**Rows from a dataset**
● ● ● ● ● ● ●

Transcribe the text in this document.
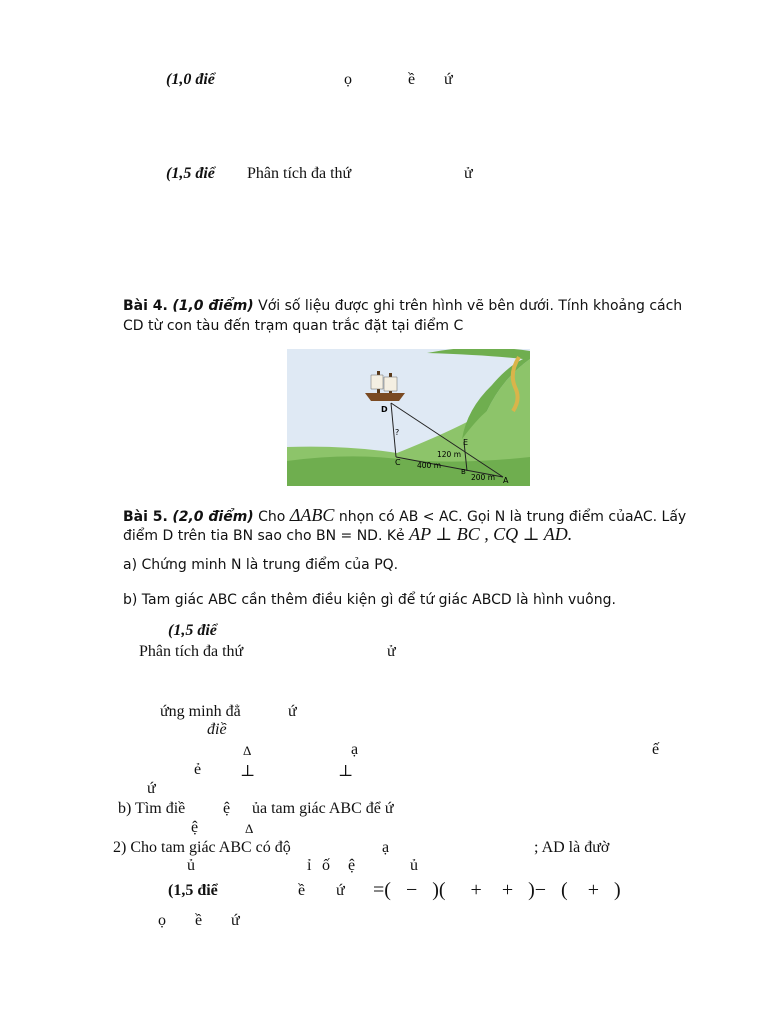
(1,0 điể	ọ	ề ứ
(1,5 điể Phân tích đa thứ	ử
Bài 4. (1,0 điểm) Với số liệu được ghi trên hình vẽ bên dưới. Tính khoảng cách
CD từ con tàu đến trạm quan trắc đặt tại điểm C
D
?
C
E
B
A
120 m
400 m
200 m
Bài 5. (2,0 điểm) Cho ΔABC nhọn có AB < AC. Gọi N là trung điểm củaAC. Lấy
điểm D trên tia BN sao cho BN = ND. Kẻ AP ⊥ BC , CQ ⊥ AD.
a) Chứng minh N là trung điểm của PQ.
b) Tam giác ABC cần thêm điều kiện gì để tứ giác ABCD là hình vuông.
(1,5 điể
Phân tích đa thứ	ử
ứng minh đẳ	ứ
điề
Δ	ạ	ế
ẻ ⊥	⊥
ứ
b) Tìm điề ệ ủa tam giác ABC để ứ
ệ	Δ
2) Cho tam giác ABC có độ	ạ	; AD là đườ
ủ	ỉ ố ệ	ủ
(1,5 điể	ề ứ =(   −   )(     +    +   )−   (    +   )
ọ ề ứ
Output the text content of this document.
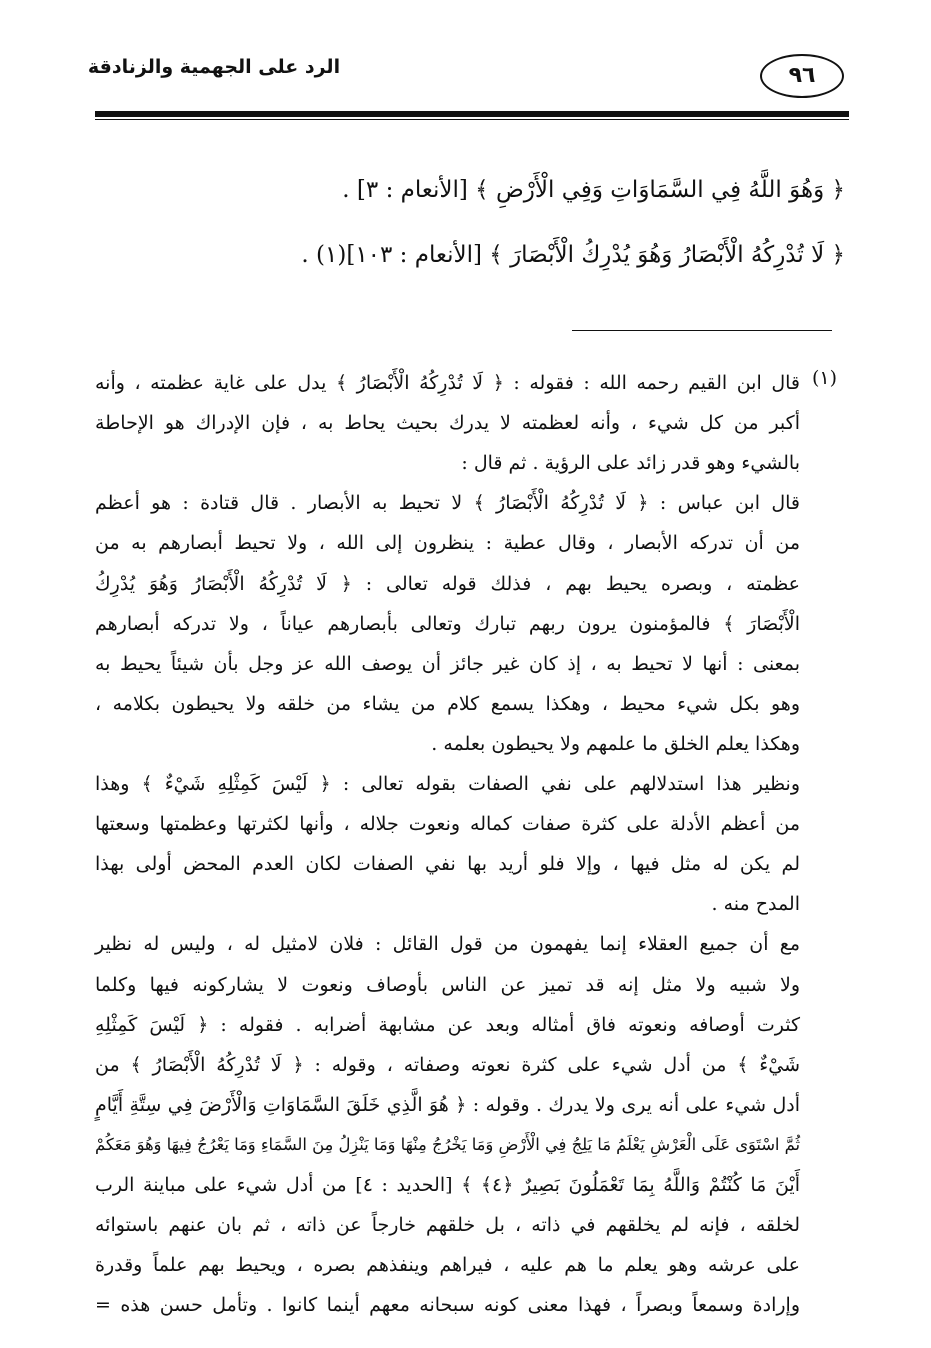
٩٦
الرد على الجهمية والزنادقة
﴿ وَهُوَ اللَّهُ فِي السَّمَاوَاتِ وَفِي الْأَرْضِ ﴾ [الأنعام : ٣] .
﴿ لَا تُدْرِكُهُ الْأَبْصَارُ وَهُوَ يُدْرِكُ الْأَبْصَارَ ﴾ [الأنعام : ١٠٣](١) .
(١)
قال ابن القيم رحمه الله : فقوله : ﴿ لَا تُدْرِكُهُ الْأَبْصَارُ ﴾ يدل على غاية عظمته ، وأنه
أكبر من كل شيء ، وأنه لعظمته لا يدرك بحيث يحاط به ، فإن الإدراك هو الإحاطة
بالشيء وهو قدر زائد على الرؤية . ثم قال :
قال ابن عباس : ﴿ لَا تُدْرِكُهُ الْأَبْصَارُ ﴾ لا تحيط به الأبصار . قال قتادة : هو أعظم
من أن تدركه الأبصار ، وقال عطية : ينظرون إلى الله ، ولا تحيط أبصارهم به من
عظمته ، وبصره يحيط بهم ، فذلك قوله تعالى : ﴿ لَا تُدْرِكُهُ الْأَبْصَارُ وَهُوَ يُدْرِكُ
الْأَبْصَارَ ﴾ فالمؤمنون يرون ربهم تبارك وتعالى بأبصارهم عياناً ، ولا تدركه أبصارهم
بمعنى : أنها لا تحيط به ، إذ كان غير جائز أن يوصف الله عز وجل بأن شيئاً يحيط به
وهو بكل شيء محيط ، وهكذا يسمع كلام من يشاء من خلقه ولا يحيطون بكلامه ،
وهكذا يعلم الخلق ما علمهم ولا يحيطون بعلمه .
ونظير هذا استدلالهم على نفي الصفات بقوله تعالى : ﴿ لَيْسَ كَمِثْلِهِ شَيْءٌ ﴾ وهذا
من أعظم الأدلة على كثرة صفات كماله ونعوت جلاله ، وأنها لكثرتها وعظمتها وسعتها
لم يكن له مثل فيها ، وإلا فلو أريد بها نفي الصفات لكان العدم المحض أولى بهذا
المدح منه .
مع أن جميع العقلاء إنما يفهمون من قول القائل : فلان لامثيل له ، وليس له نظير
ولا شبيه ولا مثل إنه قد تميز عن الناس بأوصاف ونعوت لا يشاركونه فيها وكلما
كثرت أوصافه ونعوته فاق أمثاله وبعد عن مشابهة أضرابه . فقوله : ﴿ لَيْسَ كَمِثْلِهِ
شَيْءٌ ﴾ من أدل شيء على كثرة نعوته وصفاته ، وقوله : ﴿ لَا تُدْرِكُهُ الْأَبْصَارُ ﴾ من
أدل شيء على أنه يرى ولا يدرك . وقوله : ﴿ هُوَ الَّذِي خَلَقَ السَّمَاوَاتِ وَالْأَرْضَ فِي سِتَّةِ أَيَّامٍ
ثُمَّ اسْتَوَى عَلَى الْعَرْشِ يَعْلَمُ مَا يَلِجُ فِي الْأَرْضِ وَمَا يَخْرُجُ مِنْهَا وَمَا يَنْزِلُ مِنَ السَّمَاءِ وَمَا يَعْرُجُ فِيهَا وَهُوَ مَعَكُمْ
أَيْنَ مَا كُنْتُمْ وَاللَّهُ بِمَا تَعْمَلُونَ بَصِيرٌ ﴿٤﴾ ﴾ [الحديد : ٤] من أدل شيء على مباينة الرب
لخلقه ، فإنه لم يخلقهم في ذاته ، بل خلقهم خارجاً عن ذاته ، ثم بان عنهم باستوائه
على عرشه وهو يعلم ما هم عليه ، فيراهم وينفذهم بصره ، ويحيط بهم علماً وقدرة
وإرادة وسمعاً وبصراً ، فهذا معنى كونه سبحانه معهم أينما كانوا . وتأمل حسن هذه =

● ● ● ● ● ● ●

**REQUIRED WORK**
Reproduce the entries above without change, omitting all pictures.

**FINISHED EXERCISE**
Transcribe the text in this document.
(1,0 điể	ọ	ề ứ
(1,5 điể Phân tích đa thứ	ử
Bài 4. (1,0 điểm) Với số liệu được ghi trên hình vẽ bên dưới. Tính khoảng cách
CD từ con tàu đến trạm quan trắc đặt tại điểm C
D
?
C
E
B
A
120 m
400 m
200 m
Bài 5. (2,0 điểm) Cho ΔABC nhọn có AB < AC. Gọi N là trung điểm củaAC. Lấy
điểm D trên tia BN sao cho BN = ND. Kẻ AP ⊥ BC , CQ ⊥ AD.
a) Chứng minh N là trung điểm của PQ.
b) Tam giác ABC cần thêm điều kiện gì để tứ giác ABCD là hình vuông.
(1,5 điể
Phân tích đa thứ	ử
ứng minh đẳ	ứ
điề
Δ	ạ	ế
ẻ ⊥	⊥
ứ
b) Tìm điề ệ ủa tam giác ABC để ứ
ệ	Δ
2) Cho tam giác ABC có độ	ạ	; AD là đườ
ủ	ỉ ố ệ	ủ
(1,5 điể	ề ứ =(   −   )(     +    +   )−   (    +   )
ọ ề ứ
Output the text content of this document.
٩٦
الرد على الجهمية والزنادقة
﴿ وَهُوَ اللَّهُ فِي السَّمَاوَاتِ وَفِي الْأَرْضِ ﴾ [الأنعام : ٣] .
﴿ لَا تُدْرِكُهُ الْأَبْصَارُ وَهُوَ يُدْرِكُ الْأَبْصَارَ ﴾ [الأنعام : ١٠٣](١) .
(١)
قال ابن القيم رحمه الله : فقوله : ﴿ لَا تُدْرِكُهُ الْأَبْصَارُ ﴾ يدل على غاية عظمته ، وأنه
أكبر من كل شيء ، وأنه لعظمته لا يدرك بحيث يحاط به ، فإن الإدراك هو الإحاطة
بالشيء وهو قدر زائد على الرؤية . ثم قال :
قال ابن عباس : ﴿ لَا تُدْرِكُهُ الْأَبْصَارُ ﴾ لا تحيط به الأبصار . قال قتادة : هو أعظم
من أن تدركه الأبصار ، وقال عطية : ينظرون إلى الله ، ولا تحيط أبصارهم به من
عظمته ، وبصره يحيط بهم ، فذلك قوله تعالى : ﴿ لَا تُدْرِكُهُ الْأَبْصَارُ وَهُوَ يُدْرِكُ
الْأَبْصَارَ ﴾ فالمؤمنون يرون ربهم تبارك وتعالى بأبصارهم عياناً ، ولا تدركه أبصارهم
بمعنى : أنها لا تحيط به ، إذ كان غير جائز أن يوصف الله عز وجل بأن شيئاً يحيط به
وهو بكل شيء محيط ، وهكذا يسمع كلام من يشاء من خلقه ولا يحيطون بكلامه ،
وهكذا يعلم الخلق ما علمهم ولا يحيطون بعلمه .
ونظير هذا استدلالهم على نفي الصفات بقوله تعالى : ﴿ لَيْسَ كَمِثْلِهِ شَيْءٌ ﴾ وهذا
من أعظم الأدلة على كثرة صفات كماله ونعوت جلاله ، وأنها لكثرتها وعظمتها وسعتها
لم يكن له مثل فيها ، وإلا فلو أريد بها نفي الصفات لكان العدم المحض أولى بهذا
المدح منه .
مع أن جميع العقلاء إنما يفهمون من قول القائل : فلان لامثيل له ، وليس له نظير
ولا شبيه ولا مثل إنه قد تميز عن الناس بأوصاف ونعوت لا يشاركونه فيها وكلما
كثرت أوصافه ونعوته فاق أمثاله وبعد عن مشابهة أضرابه . فقوله : ﴿ لَيْسَ كَمِثْلِهِ
شَيْءٌ ﴾ من أدل شيء على كثرة نعوته وصفاته ، وقوله : ﴿ لَا تُدْرِكُهُ الْأَبْصَارُ ﴾ من
أدل شيء على أنه يرى ولا يدرك . وقوله : ﴿ هُوَ الَّذِي خَلَقَ السَّمَاوَاتِ وَالْأَرْضَ فِي سِتَّةِ أَيَّامٍ
ثُمَّ اسْتَوَى عَلَى الْعَرْشِ يَعْلَمُ مَا يَلِجُ فِي الْأَرْضِ وَمَا يَخْرُجُ مِنْهَا وَمَا يَنْزِلُ مِنَ السَّمَاءِ وَمَا يَعْرُجُ فِيهَا وَهُوَ مَعَكُمْ
أَيْنَ مَا كُنْتُمْ وَاللَّهُ بِمَا تَعْمَلُونَ بَصِيرٌ ﴿٤﴾ ﴾ [الحديد : ٤] من أدل شيء على مباينة الرب
لخلقه ، فإنه لم يخلقهم في ذاته ، بل خلقهم خارجاً عن ذاته ، ثم بان عنهم باستوائه
على عرشه وهو يعلم ما هم عليه ، فيراهم وينفذهم بصره ، ويحيط بهم علماً وقدرة
وإرادة وسمعاً وبصراً ، فهذا معنى كونه سبحانه معهم أينما كانوا . وتأمل حسن هذه =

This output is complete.